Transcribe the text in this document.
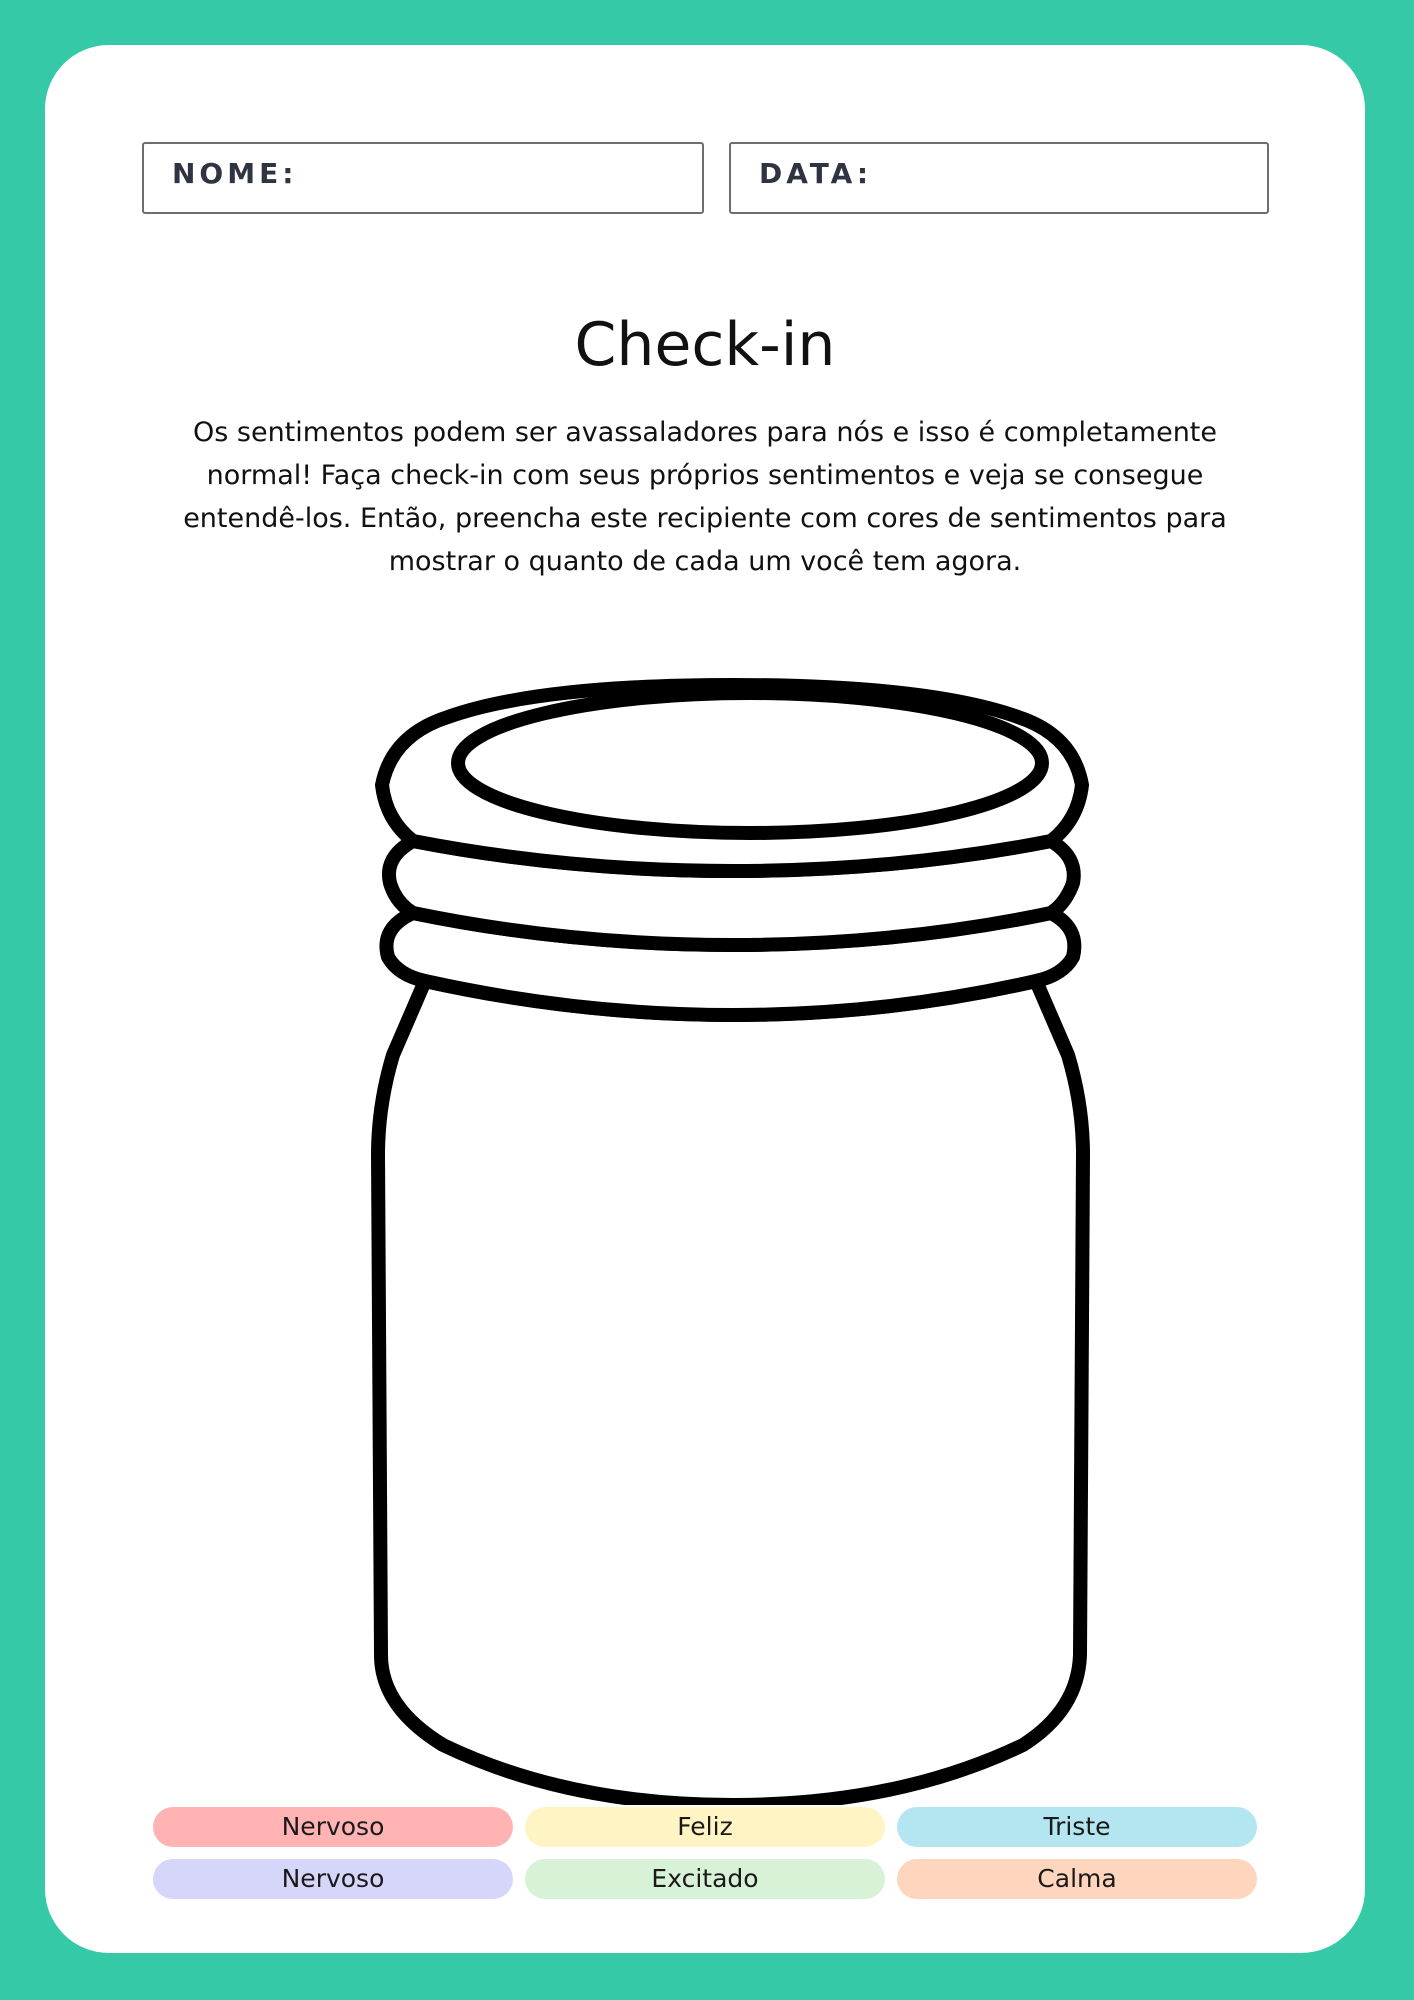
NOME:	DATA:
Check-in

Os sentimentos podem ser avassaladores para nós e isso é completamente normal! Faça check-in com seus próprios sentimentos e veja se consegue entendê-los. Então, preencha este recipiente com cores de sentimentos para mostrar o quanto de cada um você tem agora.

Nervoso	Feliz	Triste
Nervoso	Excitado	Calma
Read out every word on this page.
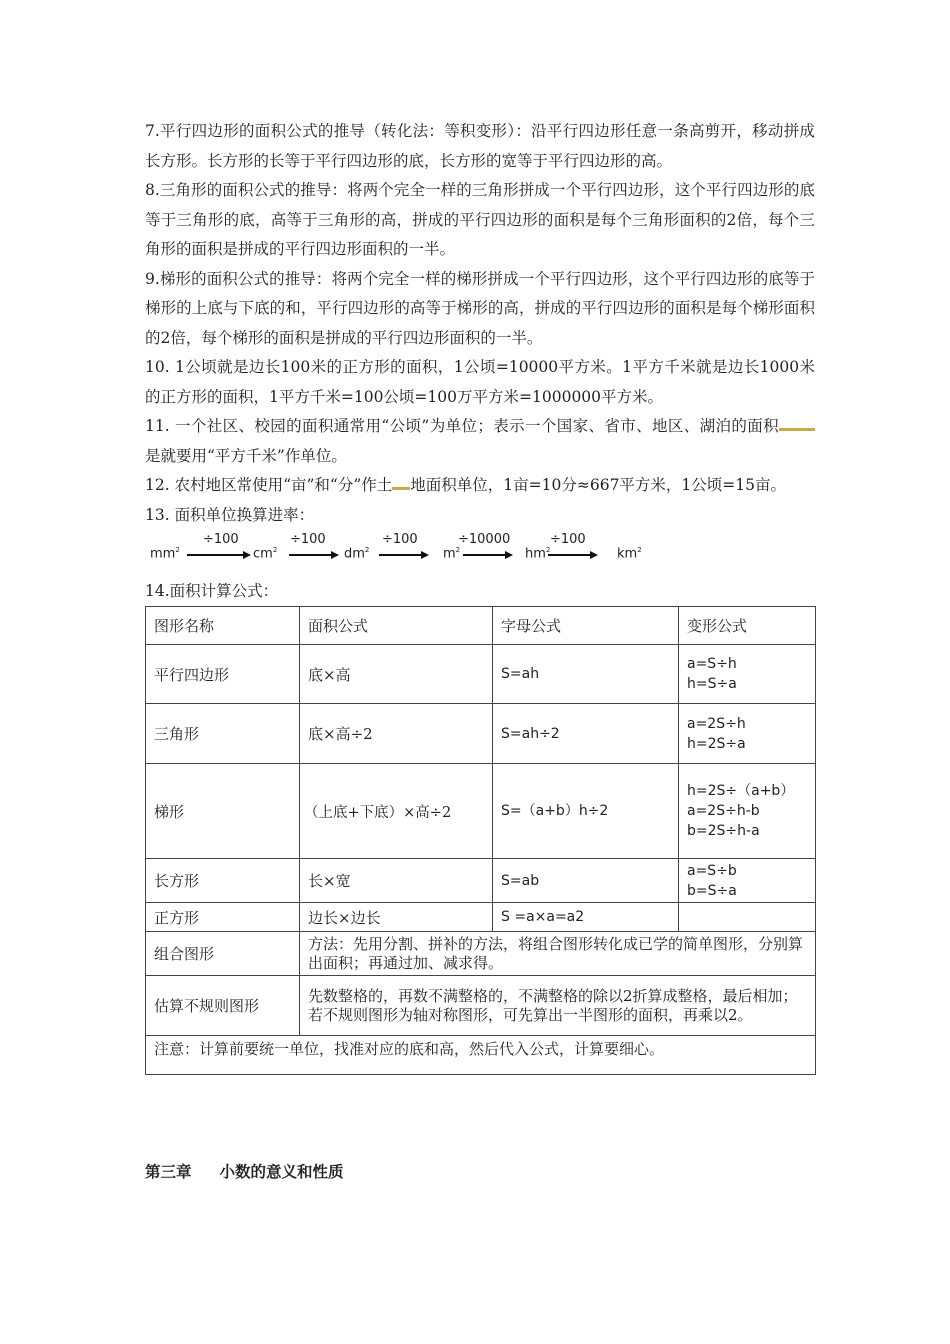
7.平行四边形的面积公式的推导（转化法：等积变形）：沿平行四边形任意一条高剪开，移动拼成长方形。长方形的长等于平行四边形的底，长方形的宽等于平行四边形的高。

8.三角形的面积公式的推导：将两个完全一样的三角形拼成一个平行四边形，这个平行四边形的底等于三角形的底，高等于三角形的高，拼成的平行四边形的面积是每个三角形面积的2倍，每个三角形的面积是拼成的平行四边形面积的一半。

9.梯形的面积公式的推导：将两个完全一样的梯形拼成一个平行四边形，这个平行四边形的底等于梯形的上底与下底的和，平行四边形的高等于梯形的高，拼成的平行四边形的面积是每个梯形面积的2倍，每个梯形的面积是拼成的平行四边形面积的一半。

10. 1公顷就是边长100米的正方形的面积，1公顷=10000平方米。1平方千米就是边长1000米的正方形的面积，1平方千米=100公顷=100万平方米=1000000平方米。

11. 一个社区、校园的面积通常用“公顷”为单位；表示一个国家、省市、地区、湖泊的面积是就要用“平方千米”作单位。

12. 农村地区常使用“亩”和“分”作土 地面积单位，1亩=10分≈667平方米，1公顷=15亩。

13. 面积单位换算进率：

$mm^2$
÷100
$cm^2$
÷100
$dm^2$
÷100
$m^2$
÷10000
$hm^2$
÷100
$km^2$

14.面积计算公式：

图形名称	面积公式	字母公式	变形公式
平行四边形	底×高	S=ah	a=S÷h
h=S÷a

三角形	底×高÷2	S=ah÷2	a=2S÷h
h=2S÷a

梯形	（上底+下底）×高÷2	S=（a+b）h÷2	h=2S÷（a+b）
a=2S÷h-b
b=2S÷h-a

长方形	长×宽	S=ab	a=S÷b
b=S÷a

正方形	边长×边长	S =a×a=a2	
组合图形	方法：先用分割、拼补的方法，将组合图形转化成已学的简单图形，分别算出面积；再通过加、减求得。		
估算不规则图形	先数整格的，再数不满整格的，不满整格的除以2折算成整格，最后相加；若不规则图形为轴对称图形，可先算出一半图形的面积，再乘以2。		
注意：计算前要统一单位，找准对应的底和高，然后代入公式，计算要细心。			
第三章 小数的意义和性质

-*-

## Set problem
Where a line of the records above holds the word "this", copy that line.

## Expected output
Transcribe the text in this document.
Read out every word on this page.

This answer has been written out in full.